§ **ÉNONCÉ**: Selon le texte affiché, de quelle œuvre le premier film « Matrix » est-il principalement une interprétation moderne ?

§ **TEXTE AFFICHÉ**:
↓
Mais peu importe les faiblesses de la trilogie, il faut saluer l’audace des auteurs. Les Wachowskis ont cherché à éveiller l’esprit des spectateurs à une plénitude de philosophies, tout en les divertissants avec de l’action, du Kung Fu et des concepts SF !!! Et ça, ben c’est très fort !

Le premier film est principalement une interprétation moderne de l’allégorie de la caverne écrite par Platon. Le philosophe Grec imagine des personnes ayant passé toute leur vie dans une caverne. Ils sont enchaînés face un mur et tournent le dos à l’entrée principale où la lumière du jour pénètre légèrement à l’intérieur. Ils ne connaissent donc que cet environnement ainsi que les ombres projetées sur les murs de leur caverne. Ils n’ont jamais vu ce qui se trouve à l’extérieur et pense donc que la réalité ne se trouve que dans cette caverne. C’est l’idée maîtresse du premier “Matrix” : Comment savoir ce que notre réalité est vraiment ? La Matrice représente la caverne et le monde réel … et bien le monde réel. Et beaucoup de gens pensent que le parallèle avec cette expérience de pensée s’arrête là. Et donc que les suites n’apportent rien de nouveau.
↑
§ **LIGNES**:
↓
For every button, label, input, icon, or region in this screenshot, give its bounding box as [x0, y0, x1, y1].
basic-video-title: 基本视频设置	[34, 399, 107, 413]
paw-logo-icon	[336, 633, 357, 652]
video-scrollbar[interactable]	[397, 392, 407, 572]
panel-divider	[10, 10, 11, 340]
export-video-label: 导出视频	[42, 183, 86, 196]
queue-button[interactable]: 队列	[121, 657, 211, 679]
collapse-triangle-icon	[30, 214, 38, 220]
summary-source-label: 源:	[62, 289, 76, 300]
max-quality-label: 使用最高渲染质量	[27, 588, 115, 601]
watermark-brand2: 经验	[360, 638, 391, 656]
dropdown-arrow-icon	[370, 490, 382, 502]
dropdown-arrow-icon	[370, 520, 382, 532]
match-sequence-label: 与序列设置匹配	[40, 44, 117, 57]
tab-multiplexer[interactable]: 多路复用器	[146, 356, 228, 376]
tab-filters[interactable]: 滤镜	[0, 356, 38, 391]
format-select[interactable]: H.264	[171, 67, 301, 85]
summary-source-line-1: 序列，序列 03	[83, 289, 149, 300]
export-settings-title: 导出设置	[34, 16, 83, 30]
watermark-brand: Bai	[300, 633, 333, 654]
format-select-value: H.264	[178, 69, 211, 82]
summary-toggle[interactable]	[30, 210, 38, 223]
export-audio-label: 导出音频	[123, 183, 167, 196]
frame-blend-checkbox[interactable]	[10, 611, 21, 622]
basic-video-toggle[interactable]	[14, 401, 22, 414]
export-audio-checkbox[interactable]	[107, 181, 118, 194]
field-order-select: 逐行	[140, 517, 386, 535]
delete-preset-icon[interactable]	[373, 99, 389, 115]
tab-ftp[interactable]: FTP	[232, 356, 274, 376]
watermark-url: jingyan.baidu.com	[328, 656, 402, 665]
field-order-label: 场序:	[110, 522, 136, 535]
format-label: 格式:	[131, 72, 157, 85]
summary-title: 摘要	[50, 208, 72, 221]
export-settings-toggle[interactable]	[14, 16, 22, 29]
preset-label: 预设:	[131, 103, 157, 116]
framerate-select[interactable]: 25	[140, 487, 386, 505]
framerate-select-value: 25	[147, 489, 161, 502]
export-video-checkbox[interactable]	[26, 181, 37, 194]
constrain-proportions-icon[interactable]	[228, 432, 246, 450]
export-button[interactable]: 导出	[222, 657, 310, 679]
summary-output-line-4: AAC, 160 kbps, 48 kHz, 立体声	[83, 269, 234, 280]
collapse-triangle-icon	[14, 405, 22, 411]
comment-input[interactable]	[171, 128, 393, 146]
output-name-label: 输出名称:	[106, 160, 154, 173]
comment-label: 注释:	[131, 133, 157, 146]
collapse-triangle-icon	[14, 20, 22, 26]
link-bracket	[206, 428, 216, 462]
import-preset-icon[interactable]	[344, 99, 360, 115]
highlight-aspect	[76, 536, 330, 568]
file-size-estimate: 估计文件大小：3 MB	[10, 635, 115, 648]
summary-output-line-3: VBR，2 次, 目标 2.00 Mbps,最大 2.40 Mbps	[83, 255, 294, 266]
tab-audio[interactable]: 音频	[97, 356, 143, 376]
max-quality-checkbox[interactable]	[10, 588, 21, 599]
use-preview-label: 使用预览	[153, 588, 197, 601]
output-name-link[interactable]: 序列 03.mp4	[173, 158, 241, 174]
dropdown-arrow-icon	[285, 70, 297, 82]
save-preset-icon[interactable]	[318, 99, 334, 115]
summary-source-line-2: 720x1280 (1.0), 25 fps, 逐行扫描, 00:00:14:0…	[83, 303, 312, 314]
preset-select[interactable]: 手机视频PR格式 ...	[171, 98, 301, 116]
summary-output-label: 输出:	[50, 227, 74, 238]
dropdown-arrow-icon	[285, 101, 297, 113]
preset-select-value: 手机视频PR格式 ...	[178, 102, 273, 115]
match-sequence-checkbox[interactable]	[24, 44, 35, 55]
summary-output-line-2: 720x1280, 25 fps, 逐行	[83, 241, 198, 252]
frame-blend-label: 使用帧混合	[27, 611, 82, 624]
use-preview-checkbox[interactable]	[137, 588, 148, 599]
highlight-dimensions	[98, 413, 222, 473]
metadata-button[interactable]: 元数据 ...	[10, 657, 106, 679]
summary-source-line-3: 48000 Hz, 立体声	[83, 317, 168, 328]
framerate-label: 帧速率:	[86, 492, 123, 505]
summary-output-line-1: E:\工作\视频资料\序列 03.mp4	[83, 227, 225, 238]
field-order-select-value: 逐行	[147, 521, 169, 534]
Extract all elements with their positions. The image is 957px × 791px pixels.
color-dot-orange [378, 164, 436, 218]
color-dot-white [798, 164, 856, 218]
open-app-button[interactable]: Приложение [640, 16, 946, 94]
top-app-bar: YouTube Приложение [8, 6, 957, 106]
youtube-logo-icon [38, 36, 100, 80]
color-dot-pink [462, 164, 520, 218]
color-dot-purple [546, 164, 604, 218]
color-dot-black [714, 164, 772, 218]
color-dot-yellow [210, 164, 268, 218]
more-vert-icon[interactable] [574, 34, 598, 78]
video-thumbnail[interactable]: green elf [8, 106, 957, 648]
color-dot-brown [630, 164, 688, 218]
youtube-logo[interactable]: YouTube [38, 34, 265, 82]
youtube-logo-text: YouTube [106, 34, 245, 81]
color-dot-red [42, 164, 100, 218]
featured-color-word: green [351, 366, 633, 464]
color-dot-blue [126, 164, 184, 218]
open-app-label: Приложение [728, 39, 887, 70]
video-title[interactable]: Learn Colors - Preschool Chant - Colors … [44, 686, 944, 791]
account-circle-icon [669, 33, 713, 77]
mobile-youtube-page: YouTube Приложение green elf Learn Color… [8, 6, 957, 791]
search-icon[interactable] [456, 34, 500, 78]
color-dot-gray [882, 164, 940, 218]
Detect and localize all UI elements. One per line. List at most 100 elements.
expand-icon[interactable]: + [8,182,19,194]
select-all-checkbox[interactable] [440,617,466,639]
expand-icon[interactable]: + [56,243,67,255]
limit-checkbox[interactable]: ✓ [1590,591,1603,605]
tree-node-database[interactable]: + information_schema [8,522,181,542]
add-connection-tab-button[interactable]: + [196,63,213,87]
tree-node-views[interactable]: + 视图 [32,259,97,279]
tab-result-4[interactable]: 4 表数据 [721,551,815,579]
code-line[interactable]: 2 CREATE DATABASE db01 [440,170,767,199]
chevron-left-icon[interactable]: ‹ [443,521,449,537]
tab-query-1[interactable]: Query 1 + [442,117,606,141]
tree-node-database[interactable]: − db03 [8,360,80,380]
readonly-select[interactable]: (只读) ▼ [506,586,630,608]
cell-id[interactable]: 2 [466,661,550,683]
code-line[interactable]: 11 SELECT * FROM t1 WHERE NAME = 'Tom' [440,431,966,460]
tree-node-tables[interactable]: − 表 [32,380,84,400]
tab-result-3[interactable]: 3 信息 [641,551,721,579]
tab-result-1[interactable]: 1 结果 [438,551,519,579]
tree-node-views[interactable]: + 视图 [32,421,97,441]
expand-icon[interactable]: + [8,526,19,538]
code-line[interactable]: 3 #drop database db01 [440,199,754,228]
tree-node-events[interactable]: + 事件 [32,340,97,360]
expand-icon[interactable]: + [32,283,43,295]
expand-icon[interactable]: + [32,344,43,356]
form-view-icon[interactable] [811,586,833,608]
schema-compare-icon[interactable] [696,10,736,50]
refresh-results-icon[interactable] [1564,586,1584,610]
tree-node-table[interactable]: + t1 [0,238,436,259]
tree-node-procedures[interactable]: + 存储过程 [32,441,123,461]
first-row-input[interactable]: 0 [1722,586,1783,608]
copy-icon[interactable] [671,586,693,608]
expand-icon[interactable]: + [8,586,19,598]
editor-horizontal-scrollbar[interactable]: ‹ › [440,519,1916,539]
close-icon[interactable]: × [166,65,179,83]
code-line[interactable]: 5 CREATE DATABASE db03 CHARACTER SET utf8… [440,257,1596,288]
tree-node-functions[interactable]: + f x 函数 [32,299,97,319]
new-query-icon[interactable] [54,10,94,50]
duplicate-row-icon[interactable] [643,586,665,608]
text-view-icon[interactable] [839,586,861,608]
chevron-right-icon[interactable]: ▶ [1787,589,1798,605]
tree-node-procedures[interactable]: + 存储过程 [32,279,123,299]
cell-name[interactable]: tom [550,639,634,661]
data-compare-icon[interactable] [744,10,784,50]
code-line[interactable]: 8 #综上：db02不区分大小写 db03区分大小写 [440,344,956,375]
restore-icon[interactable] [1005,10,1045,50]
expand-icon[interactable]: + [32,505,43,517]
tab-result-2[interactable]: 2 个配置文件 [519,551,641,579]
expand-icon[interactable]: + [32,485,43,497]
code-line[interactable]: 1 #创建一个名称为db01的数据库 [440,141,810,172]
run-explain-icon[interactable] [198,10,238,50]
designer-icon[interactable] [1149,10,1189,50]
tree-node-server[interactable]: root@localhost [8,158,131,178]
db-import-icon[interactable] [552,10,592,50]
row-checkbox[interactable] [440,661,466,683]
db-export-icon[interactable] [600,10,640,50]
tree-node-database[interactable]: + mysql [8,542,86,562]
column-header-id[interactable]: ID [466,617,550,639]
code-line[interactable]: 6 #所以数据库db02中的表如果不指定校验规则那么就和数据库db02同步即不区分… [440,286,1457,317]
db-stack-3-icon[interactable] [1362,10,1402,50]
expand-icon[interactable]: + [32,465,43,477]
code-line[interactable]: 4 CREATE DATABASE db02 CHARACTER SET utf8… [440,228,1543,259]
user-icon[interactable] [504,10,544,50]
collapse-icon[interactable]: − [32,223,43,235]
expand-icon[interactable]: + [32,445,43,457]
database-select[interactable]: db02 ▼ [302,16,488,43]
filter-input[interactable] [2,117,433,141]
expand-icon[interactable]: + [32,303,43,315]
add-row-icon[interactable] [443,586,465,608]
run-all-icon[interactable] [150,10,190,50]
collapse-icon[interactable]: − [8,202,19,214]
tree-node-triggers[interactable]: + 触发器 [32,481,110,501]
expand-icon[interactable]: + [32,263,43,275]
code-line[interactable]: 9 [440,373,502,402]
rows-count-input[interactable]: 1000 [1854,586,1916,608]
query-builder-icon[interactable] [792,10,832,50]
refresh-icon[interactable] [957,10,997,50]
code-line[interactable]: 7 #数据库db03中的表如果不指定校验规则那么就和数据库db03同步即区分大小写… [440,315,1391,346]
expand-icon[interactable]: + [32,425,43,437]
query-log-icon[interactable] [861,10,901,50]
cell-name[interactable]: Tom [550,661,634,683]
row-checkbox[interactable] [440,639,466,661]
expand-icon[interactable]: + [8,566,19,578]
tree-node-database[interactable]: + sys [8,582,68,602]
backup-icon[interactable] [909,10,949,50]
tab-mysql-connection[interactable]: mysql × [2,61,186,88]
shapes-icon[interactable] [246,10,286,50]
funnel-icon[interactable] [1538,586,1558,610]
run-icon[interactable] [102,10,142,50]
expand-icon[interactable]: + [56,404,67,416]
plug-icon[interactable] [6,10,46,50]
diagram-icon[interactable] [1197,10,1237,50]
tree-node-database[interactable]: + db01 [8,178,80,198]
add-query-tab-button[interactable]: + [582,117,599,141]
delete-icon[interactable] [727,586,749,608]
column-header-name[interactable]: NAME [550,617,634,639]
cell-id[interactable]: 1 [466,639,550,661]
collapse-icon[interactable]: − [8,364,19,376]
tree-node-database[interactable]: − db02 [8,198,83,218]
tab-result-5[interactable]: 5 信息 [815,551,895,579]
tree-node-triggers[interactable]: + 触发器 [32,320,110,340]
↑
§ **SOLUTION**: De l'allégorie de la caverne écrite par Platon.